Extracted data entries —
========

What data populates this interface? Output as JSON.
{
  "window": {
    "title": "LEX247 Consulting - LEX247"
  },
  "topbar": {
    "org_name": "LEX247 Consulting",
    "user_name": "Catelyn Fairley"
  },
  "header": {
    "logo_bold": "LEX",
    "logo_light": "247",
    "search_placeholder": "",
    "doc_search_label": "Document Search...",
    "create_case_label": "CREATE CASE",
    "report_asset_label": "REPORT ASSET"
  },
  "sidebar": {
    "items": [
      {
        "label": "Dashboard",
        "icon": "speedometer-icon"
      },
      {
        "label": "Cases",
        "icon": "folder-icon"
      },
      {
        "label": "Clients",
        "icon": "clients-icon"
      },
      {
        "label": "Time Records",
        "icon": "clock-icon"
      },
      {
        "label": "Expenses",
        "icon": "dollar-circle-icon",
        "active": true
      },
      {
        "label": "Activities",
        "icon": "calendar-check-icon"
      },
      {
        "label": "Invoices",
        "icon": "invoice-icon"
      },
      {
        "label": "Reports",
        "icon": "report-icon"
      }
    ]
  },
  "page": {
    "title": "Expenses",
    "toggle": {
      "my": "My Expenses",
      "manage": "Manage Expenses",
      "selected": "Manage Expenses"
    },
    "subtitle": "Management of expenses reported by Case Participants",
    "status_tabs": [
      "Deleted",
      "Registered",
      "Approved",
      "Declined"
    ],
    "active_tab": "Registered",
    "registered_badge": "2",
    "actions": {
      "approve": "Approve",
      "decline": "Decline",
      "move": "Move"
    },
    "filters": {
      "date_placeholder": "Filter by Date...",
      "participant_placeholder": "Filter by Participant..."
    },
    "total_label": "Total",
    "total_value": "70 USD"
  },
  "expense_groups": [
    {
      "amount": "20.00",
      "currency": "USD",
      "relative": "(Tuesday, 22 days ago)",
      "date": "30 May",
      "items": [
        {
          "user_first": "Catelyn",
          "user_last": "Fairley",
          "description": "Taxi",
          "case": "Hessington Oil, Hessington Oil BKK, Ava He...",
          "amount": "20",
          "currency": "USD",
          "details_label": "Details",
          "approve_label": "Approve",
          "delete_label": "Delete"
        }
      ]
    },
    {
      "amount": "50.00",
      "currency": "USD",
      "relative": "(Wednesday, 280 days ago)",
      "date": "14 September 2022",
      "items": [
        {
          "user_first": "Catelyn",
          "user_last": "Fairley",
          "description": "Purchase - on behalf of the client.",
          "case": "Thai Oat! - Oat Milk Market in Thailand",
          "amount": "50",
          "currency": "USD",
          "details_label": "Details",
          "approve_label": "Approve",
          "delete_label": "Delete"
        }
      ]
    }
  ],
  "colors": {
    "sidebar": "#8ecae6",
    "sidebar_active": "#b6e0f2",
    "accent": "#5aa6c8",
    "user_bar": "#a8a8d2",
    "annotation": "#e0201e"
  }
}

========

Work required — Your task is to gather every line with the word "days" and copy it.

Solved problem —
      "relative": "(Tuesday, 22 days ago)",
      "relative": "(Wednesday, 280 days ago)",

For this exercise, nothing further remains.